# [Extracted entries]
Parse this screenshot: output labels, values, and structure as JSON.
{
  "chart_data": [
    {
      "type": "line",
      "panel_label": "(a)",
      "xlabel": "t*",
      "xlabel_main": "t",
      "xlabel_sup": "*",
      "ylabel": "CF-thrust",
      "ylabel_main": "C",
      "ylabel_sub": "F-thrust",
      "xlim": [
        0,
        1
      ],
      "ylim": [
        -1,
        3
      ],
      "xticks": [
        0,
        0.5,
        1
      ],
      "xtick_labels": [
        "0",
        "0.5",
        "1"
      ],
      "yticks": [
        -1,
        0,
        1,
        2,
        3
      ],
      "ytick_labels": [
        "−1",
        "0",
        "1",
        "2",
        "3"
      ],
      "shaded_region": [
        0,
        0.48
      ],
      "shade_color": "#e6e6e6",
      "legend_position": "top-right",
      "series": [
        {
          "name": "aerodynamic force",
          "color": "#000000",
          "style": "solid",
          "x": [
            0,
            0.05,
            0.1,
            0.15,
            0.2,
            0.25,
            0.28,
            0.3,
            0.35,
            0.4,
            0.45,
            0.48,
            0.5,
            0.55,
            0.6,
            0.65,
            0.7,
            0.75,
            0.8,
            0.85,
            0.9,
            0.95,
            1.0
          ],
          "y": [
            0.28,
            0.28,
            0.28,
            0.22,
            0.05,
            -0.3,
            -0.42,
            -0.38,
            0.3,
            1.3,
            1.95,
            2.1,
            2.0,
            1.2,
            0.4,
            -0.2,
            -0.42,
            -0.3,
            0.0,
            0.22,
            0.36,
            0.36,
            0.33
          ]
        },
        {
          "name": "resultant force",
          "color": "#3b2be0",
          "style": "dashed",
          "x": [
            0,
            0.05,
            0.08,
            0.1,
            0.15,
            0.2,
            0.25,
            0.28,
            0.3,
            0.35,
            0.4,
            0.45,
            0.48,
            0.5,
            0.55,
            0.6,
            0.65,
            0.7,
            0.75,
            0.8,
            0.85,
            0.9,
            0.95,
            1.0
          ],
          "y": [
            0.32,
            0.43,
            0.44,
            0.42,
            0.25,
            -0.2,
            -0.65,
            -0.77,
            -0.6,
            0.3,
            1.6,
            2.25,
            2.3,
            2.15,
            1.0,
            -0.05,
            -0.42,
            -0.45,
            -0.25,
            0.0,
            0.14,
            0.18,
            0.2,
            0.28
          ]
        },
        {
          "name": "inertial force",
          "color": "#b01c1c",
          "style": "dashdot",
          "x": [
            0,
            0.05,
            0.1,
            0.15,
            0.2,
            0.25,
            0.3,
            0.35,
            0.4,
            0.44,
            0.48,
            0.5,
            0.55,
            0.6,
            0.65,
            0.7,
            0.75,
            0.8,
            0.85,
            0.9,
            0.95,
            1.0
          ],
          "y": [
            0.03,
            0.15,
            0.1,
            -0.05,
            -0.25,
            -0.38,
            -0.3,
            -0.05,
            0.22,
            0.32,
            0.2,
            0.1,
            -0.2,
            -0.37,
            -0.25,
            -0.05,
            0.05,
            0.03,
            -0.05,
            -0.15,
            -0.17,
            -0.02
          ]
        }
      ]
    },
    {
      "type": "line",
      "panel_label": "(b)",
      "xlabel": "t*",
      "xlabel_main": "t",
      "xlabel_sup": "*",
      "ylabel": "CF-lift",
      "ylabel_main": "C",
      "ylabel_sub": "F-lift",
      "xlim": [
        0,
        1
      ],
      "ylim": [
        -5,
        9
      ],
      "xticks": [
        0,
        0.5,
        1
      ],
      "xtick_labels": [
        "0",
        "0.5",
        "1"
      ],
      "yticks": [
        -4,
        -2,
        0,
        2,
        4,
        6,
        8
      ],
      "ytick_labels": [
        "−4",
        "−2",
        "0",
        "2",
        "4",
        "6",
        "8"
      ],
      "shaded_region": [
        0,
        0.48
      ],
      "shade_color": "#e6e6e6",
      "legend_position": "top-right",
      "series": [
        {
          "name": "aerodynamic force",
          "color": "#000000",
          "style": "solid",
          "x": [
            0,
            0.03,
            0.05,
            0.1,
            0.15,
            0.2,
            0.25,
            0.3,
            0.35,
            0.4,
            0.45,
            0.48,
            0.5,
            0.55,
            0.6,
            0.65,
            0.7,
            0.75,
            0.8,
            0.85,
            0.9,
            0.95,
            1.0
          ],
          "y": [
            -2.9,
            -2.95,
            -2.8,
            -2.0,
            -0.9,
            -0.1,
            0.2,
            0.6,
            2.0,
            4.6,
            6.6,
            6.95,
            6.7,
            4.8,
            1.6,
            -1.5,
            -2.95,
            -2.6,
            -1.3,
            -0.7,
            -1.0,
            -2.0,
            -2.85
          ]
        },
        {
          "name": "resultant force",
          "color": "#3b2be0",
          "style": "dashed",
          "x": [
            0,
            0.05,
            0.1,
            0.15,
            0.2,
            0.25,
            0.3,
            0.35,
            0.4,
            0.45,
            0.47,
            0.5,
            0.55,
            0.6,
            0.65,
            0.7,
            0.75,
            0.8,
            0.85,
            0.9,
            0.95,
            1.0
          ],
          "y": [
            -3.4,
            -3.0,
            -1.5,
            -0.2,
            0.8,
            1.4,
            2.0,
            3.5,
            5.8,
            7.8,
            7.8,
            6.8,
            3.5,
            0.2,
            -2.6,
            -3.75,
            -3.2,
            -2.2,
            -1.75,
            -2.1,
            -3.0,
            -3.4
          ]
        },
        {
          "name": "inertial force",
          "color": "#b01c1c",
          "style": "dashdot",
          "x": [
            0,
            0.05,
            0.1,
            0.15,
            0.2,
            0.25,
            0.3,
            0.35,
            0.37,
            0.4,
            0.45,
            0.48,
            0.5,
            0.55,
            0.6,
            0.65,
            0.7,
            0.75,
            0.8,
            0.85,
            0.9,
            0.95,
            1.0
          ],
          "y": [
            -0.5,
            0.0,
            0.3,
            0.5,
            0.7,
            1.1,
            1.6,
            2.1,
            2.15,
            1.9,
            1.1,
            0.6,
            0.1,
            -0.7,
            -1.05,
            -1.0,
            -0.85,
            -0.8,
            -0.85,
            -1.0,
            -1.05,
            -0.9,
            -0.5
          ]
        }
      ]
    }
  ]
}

# [What needs to be done]
Repeat every line of the material exactly as given.

# [Worked answer]
Parse this screenshot: output labels, values, and structure as JSON.
{
  "chart_data": [
    {
      "type": "line",
      "panel_label": "(a)",
      "xlabel": "t*",
      "xlabel_main": "t",
      "xlabel_sup": "*",
      "ylabel": "CF-thrust",
      "ylabel_main": "C",
      "ylabel_sub": "F-thrust",
      "xlim": [
        0,
        1
      ],
      "ylim": [
        -1,
        3
      ],
      "xticks": [
        0,
        0.5,
        1
      ],
      "xtick_labels": [
        "0",
        "0.5",
        "1"
      ],
      "yticks": [
        -1,
        0,
        1,
        2,
        3
      ],
      "ytick_labels": [
        "−1",
        "0",
        "1",
        "2",
        "3"
      ],
      "shaded_region": [
        0,
        0.48
      ],
      "shade_color": "#e6e6e6",
      "legend_position": "top-right",
      "series": [
        {
          "name": "aerodynamic force",
          "color": "#000000",
          "style": "solid",
          "x": [
            0,
            0.05,
            0.1,
            0.15,
            0.2,
            0.25,
            0.28,
            0.3,
            0.35,
            0.4,
            0.45,
            0.48,
            0.5,
            0.55,
            0.6,
            0.65,
            0.7,
            0.75,
            0.8,
            0.85,
            0.9,
            0.95,
            1.0
          ],
          "y": [
            0.28,
            0.28,
            0.28,
            0.22,
            0.05,
            -0.3,
            -0.42,
            -0.38,
            0.3,
            1.3,
            1.95,
            2.1,
            2.0,
            1.2,
            0.4,
            -0.2,
            -0.42,
            -0.3,
            0.0,
            0.22,
            0.36,
            0.36,
            0.33
          ]
        },
        {
          "name": "resultant force",
          "color": "#3b2be0",
          "style": "dashed",
          "x": [
            0,
            0.05,
            0.08,
            0.1,
            0.15,
            0.2,
            0.25,
            0.28,
            0.3,
            0.35,
            0.4,
            0.45,
            0.48,
            0.5,
            0.55,
            0.6,
            0.65,
            0.7,
            0.75,
            0.8,
            0.85,
            0.9,
            0.95,
            1.0
          ],
          "y": [
            0.32,
            0.43,
            0.44,
            0.42,
            0.25,
            -0.2,
            -0.65,
            -0.77,
            -0.6,
            0.3,
            1.6,
            2.25,
            2.3,
            2.15,
            1.0,
            -0.05,
            -0.42,
            -0.45,
            -0.25,
            0.0,
            0.14,
            0.18,
            0.2,
            0.28
          ]
        },
        {
          "name": "inertial force",
          "color": "#b01c1c",
          "style": "dashdot",
          "x": [
            0,
            0.05,
            0.1,
            0.15,
            0.2,
            0.25,
            0.3,
            0.35,
            0.4,
            0.44,
            0.48,
            0.5,
            0.55,
            0.6,
            0.65,
            0.7,
            0.75,
            0.8,
            0.85,
            0.9,
            0.95,
            1.0
          ],
          "y": [
            0.03,
            0.15,
            0.1,
            -0.05,
            -0.25,
            -0.38,
            -0.3,
            -0.05,
            0.22,
            0.32,
            0.2,
            0.1,
            -0.2,
            -0.37,
            -0.25,
            -0.05,
            0.05,
            0.03,
            -0.05,
            -0.15,
            -0.17,
            -0.02
          ]
        }
      ]
    },
    {
      "type": "line",
      "panel_label": "(b)",
      "xlabel": "t*",
      "xlabel_main": "t",
      "xlabel_sup": "*",
      "ylabel": "CF-lift",
      "ylabel_main": "C",
      "ylabel_sub": "F-lift",
      "xlim": [
        0,
        1
      ],
      "ylim": [
        -5,
        9
      ],
      "xticks": [
        0,
        0.5,
        1
      ],
      "xtick_labels": [
        "0",
        "0.5",
        "1"
      ],
      "yticks": [
        -4,
        -2,
        0,
        2,
        4,
        6,
        8
      ],
      "ytick_labels": [
        "−4",
        "−2",
        "0",
        "2",
        "4",
        "6",
        "8"
      ],
      "shaded_region": [
        0,
        0.48
      ],
      "shade_color": "#e6e6e6",
      "legend_position": "top-right",
      "series": [
        {
          "name": "aerodynamic force",
          "color": "#000000",
          "style": "solid",
          "x": [
            0,
            0.03,
            0.05,
            0.1,
            0.15,
            0.2,
            0.25,
            0.3,
            0.35,
            0.4,
            0.45,
            0.48,
            0.5,
            0.55,
            0.6,
            0.65,
            0.7,
            0.75,
            0.8,
            0.85,
            0.9,
            0.95,
            1.0
          ],
          "y": [
            -2.9,
            -2.95,
            -2.8,
            -2.0,
            -0.9,
            -0.1,
            0.2,
            0.6,
            2.0,
            4.6,
            6.6,
            6.95,
            6.7,
            4.8,
            1.6,
            -1.5,
            -2.95,
            -2.6,
            -1.3,
            -0.7,
            -1.0,
            -2.0,
            -2.85
          ]
        },
        {
          "name": "resultant force",
          "color": "#3b2be0",
          "style": "dashed",
          "x": [
            0,
            0.05,
            0.1,
            0.15,
            0.2,
            0.25,
            0.3,
            0.35,
            0.4,
            0.45,
            0.47,
            0.5,
            0.55,
            0.6,
            0.65,
            0.7,
            0.75,
            0.8,
            0.85,
            0.9,
            0.95,
            1.0
          ],
          "y": [
            -3.4,
            -3.0,
            -1.5,
            -0.2,
            0.8,
            1.4,
            2.0,
            3.5,
            5.8,
            7.8,
            7.8,
            6.8,
            3.5,
            0.2,
            -2.6,
            -3.75,
            -3.2,
            -2.2,
            -1.75,
            -2.1,
            -3.0,
            -3.4
          ]
        },
        {
          "name": "inertial force",
          "color": "#b01c1c",
          "style": "dashdot",
          "x": [
            0,
            0.05,
            0.1,
            0.15,
            0.2,
            0.25,
            0.3,
            0.35,
            0.37,
            0.4,
            0.45,
            0.48,
            0.5,
            0.55,
            0.6,
            0.65,
            0.7,
            0.75,
            0.8,
            0.85,
            0.9,
            0.95,
            1.0
          ],
          "y": [
            -0.5,
            0.0,
            0.3,
            0.5,
            0.7,
            1.1,
            1.6,
            2.1,
            2.15,
            1.9,
            1.1,
            0.6,
            0.1,
            -0.7,
            -1.05,
            -1.0,
            -0.85,
            -0.8,
            -0.85,
            -1.0,
            -1.05,
            -0.9,
            -0.5
          ]
        }
      ]
    }
  ]
}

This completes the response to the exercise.